● **Aim**:
Leave out the pictures and reproduce all of the data exactly.

— start of Task inputs —

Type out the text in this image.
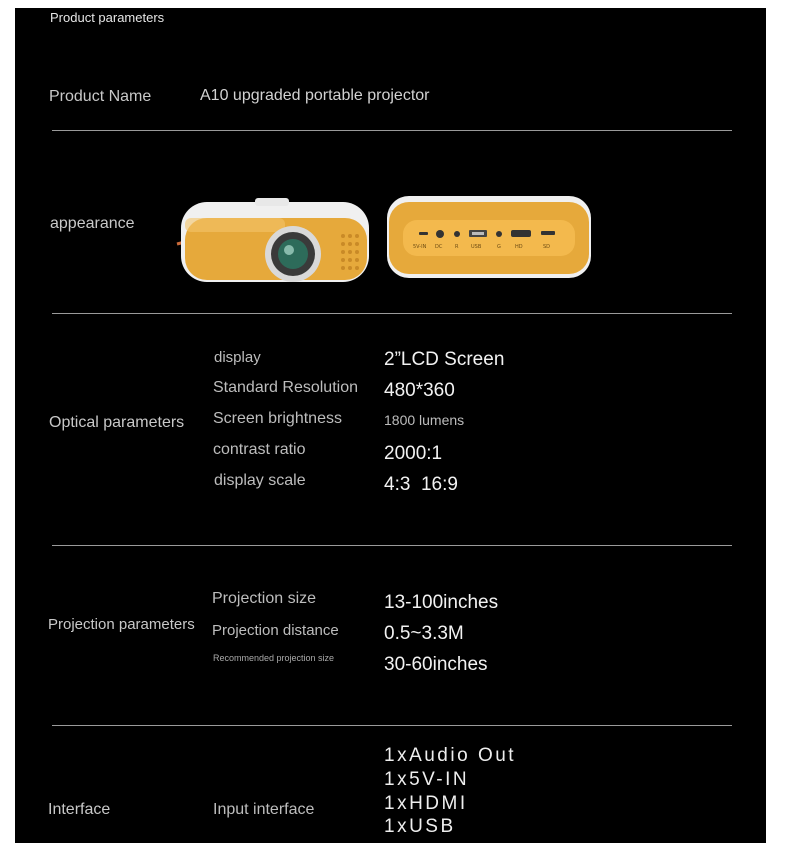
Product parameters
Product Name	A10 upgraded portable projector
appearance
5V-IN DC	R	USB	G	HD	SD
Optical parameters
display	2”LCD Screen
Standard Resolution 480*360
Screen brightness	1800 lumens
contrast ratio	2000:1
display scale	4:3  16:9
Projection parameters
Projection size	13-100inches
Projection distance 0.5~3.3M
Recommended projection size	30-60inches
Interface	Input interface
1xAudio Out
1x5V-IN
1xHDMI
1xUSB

— end of Task inputs —

● **Exercise output**:
Type out the text in this image.
Product parameters
Product Name	A10 upgraded portable projector
appearance
5V-IN DC	R	USB	G	HD	SD
Optical parameters
display	2”LCD Screen
Standard Resolution 480*360
Screen brightness	1800 lumens
contrast ratio	2000:1
display scale	4:3  16:9
Projection parameters
Projection size	13-100inches
Projection distance 0.5~3.3M
Recommended projection size	30-60inches
Interface	Input interface
1xAudio Out
1x5V-IN
1xHDMI
1xUSB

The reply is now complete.